_WHAT IS REQUIRED:_ Take down each entry exactly as written.

_MATERIALS PROVIDED:_
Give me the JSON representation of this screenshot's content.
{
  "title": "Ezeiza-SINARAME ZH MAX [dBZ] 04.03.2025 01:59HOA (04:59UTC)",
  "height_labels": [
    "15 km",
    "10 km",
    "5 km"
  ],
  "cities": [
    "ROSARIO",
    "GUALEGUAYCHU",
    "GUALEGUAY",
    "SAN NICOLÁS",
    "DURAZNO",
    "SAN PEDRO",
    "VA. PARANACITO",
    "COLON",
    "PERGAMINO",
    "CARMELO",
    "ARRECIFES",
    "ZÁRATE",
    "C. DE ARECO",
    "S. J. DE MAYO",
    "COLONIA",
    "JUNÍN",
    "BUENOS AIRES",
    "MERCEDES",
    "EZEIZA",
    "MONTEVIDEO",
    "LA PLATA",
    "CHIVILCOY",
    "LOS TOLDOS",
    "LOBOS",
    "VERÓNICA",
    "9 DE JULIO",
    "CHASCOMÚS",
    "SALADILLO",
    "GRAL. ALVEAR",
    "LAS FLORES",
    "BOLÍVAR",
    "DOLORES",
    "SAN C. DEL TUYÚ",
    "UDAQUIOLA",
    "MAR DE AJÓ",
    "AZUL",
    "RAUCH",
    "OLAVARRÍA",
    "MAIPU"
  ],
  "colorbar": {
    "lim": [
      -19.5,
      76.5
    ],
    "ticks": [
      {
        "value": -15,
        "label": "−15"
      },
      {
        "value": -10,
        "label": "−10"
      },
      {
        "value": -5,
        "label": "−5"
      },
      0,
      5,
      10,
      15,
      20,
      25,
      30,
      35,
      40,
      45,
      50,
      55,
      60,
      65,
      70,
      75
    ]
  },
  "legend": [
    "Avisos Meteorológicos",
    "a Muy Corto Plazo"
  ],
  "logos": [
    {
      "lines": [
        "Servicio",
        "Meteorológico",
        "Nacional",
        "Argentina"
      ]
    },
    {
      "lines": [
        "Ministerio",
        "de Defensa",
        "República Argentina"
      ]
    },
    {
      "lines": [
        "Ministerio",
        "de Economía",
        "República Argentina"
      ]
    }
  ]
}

_ANSWER BELOW:_
Give me the JSON representation of this screenshot's content.
{
  "title": "Ezeiza-SINARAME ZH MAX [dBZ] 04.03.2025 01:59HOA (04:59UTC)",
  "height_labels": [
    "15 km",
    "10 km",
    "5 km"
  ],
  "cities": [
    "ROSARIO",
    "GUALEGUAYCHU",
    "GUALEGUAY",
    "SAN NICOLÁS",
    "DURAZNO",
    "SAN PEDRO",
    "VA. PARANACITO",
    "COLON",
    "PERGAMINO",
    "CARMELO",
    "ARRECIFES",
    "ZÁRATE",
    "C. DE ARECO",
    "S. J. DE MAYO",
    "COLONIA",
    "JUNÍN",
    "BUENOS AIRES",
    "MERCEDES",
    "EZEIZA",
    "MONTEVIDEO",
    "LA PLATA",
    "CHIVILCOY",
    "LOS TOLDOS",
    "LOBOS",
    "VERÓNICA",
    "9 DE JULIO",
    "CHASCOMÚS",
    "SALADILLO",
    "GRAL. ALVEAR",
    "LAS FLORES",
    "BOLÍVAR",
    "DOLORES",
    "SAN C. DEL TUYÚ",
    "UDAQUIOLA",
    "MAR DE AJÓ",
    "AZUL",
    "RAUCH",
    "OLAVARRÍA",
    "MAIPU"
  ],
  "colorbar": {
    "lim": [
      -19.5,
      76.5
    ],
    "ticks": [
      {
        "value": -15,
        "label": "−15"
      },
      {
        "value": -10,
        "label": "−10"
      },
      {
        "value": -5,
        "label": "−5"
      },
      0,
      5,
      10,
      15,
      20,
      25,
      30,
      35,
      40,
      45,
      50,
      55,
      60,
      65,
      70,
      75
    ]
  },
  "legend": [
    "Avisos Meteorológicos",
    "a Muy Corto Plazo"
  ],
  "logos": [
    {
      "lines": [
        "Servicio",
        "Meteorológico",
        "Nacional",
        "Argentina"
      ]
    },
    {
      "lines": [
        "Ministerio",
        "de Defensa",
        "República Argentina"
      ]
    },
    {
      "lines": [
        "Ministerio",
        "de Economía",
        "República Argentina"
      ]
    }
  ]
}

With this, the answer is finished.